TASK GOAL: Each line of the material below should be reproduced exactly.
--- Start ---
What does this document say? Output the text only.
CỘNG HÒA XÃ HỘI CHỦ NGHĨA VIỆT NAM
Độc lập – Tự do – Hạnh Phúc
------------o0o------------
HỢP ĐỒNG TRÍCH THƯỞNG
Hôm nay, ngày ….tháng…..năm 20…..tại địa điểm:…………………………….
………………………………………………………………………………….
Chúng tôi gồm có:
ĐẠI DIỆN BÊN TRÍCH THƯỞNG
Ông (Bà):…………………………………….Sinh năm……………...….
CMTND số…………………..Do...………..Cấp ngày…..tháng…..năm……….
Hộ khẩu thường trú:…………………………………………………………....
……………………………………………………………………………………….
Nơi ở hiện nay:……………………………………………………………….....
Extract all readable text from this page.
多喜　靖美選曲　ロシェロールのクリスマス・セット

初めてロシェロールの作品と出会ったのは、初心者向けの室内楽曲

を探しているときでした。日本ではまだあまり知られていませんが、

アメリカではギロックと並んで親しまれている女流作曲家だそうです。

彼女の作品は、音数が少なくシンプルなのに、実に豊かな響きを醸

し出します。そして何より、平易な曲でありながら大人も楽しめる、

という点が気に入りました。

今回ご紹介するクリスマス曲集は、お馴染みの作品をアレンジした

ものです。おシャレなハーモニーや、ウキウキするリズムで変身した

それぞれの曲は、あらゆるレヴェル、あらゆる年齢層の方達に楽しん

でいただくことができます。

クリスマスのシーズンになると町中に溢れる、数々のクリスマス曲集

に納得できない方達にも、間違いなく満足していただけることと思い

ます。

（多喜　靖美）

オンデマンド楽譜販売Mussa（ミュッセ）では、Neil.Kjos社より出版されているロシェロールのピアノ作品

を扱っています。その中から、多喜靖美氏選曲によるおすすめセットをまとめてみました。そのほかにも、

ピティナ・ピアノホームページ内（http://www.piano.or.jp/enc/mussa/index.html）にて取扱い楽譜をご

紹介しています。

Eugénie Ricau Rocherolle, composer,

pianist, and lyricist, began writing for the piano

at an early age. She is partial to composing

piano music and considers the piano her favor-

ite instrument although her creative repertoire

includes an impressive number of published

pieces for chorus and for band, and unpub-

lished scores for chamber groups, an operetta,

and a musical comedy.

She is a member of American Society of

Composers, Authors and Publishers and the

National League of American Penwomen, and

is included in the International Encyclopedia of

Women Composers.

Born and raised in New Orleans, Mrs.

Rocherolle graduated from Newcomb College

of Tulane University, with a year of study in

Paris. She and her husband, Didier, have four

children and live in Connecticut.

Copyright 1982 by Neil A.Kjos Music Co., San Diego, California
--- End ---
REPLY TO THE EXERCISE:
What does this document say? Output the text only.
CỘNG HÒA XÃ HỘI CHỦ NGHĨA VIỆT NAM
Độc lập – Tự do – Hạnh Phúc
------------o0o------------
HỢP ĐỒNG TRÍCH THƯỞNG
Hôm nay, ngày ….tháng…..năm 20…..tại địa điểm:…………………………….
………………………………………………………………………………….
Chúng tôi gồm có:
ĐẠI DIỆN BÊN TRÍCH THƯỞNG
Ông (Bà):…………………………………….Sinh năm……………...….
CMTND số…………………..Do...………..Cấp ngày…..tháng…..năm……….
Hộ khẩu thường trú:…………………………………………………………....
……………………………………………………………………………………….
Nơi ở hiện nay:……………………………………………………………….....
Extract all readable text from this page.
多喜　靖美選曲　ロシェロールのクリスマス・セット

初めてロシェロールの作品と出会ったのは、初心者向けの室内楽曲

を探しているときでした。日本ではまだあまり知られていませんが、

アメリカではギロックと並んで親しまれている女流作曲家だそうです。

彼女の作品は、音数が少なくシンプルなのに、実に豊かな響きを醸

し出します。そして何より、平易な曲でありながら大人も楽しめる、

という点が気に入りました。

今回ご紹介するクリスマス曲集は、お馴染みの作品をアレンジした

ものです。おシャレなハーモニーや、ウキウキするリズムで変身した

それぞれの曲は、あらゆるレヴェル、あらゆる年齢層の方達に楽しん

でいただくことができます。

クリスマスのシーズンになると町中に溢れる、数々のクリスマス曲集

に納得できない方達にも、間違いなく満足していただけることと思い

ます。

（多喜　靖美）

オンデマンド楽譜販売Mussa（ミュッセ）では、Neil.Kjos社より出版されているロシェロールのピアノ作品

を扱っています。その中から、多喜靖美氏選曲によるおすすめセットをまとめてみました。そのほかにも、

ピティナ・ピアノホームページ内（http://www.piano.or.jp/enc/mussa/index.html）にて取扱い楽譜をご

紹介しています。

Eugénie Ricau Rocherolle, composer,

pianist, and lyricist, began writing for the piano

at an early age. She is partial to composing

piano music and considers the piano her favor-

ite instrument although her creative repertoire

includes an impressive number of published

pieces for chorus and for band, and unpub-

lished scores for chamber groups, an operetta,

and a musical comedy.

She is a member of American Society of

Composers, Authors and Publishers and the

National League of American Penwomen, and

is included in the International Encyclopedia of

Women Composers.

Born and raised in New Orleans, Mrs.

Rocherolle graduated from Newcomb College

of Tulane University, with a year of study in

Paris. She and her husband, Didier, have four

children and live in Connecticut.

Copyright 1982 by Neil A.Kjos Music Co., San Diego, California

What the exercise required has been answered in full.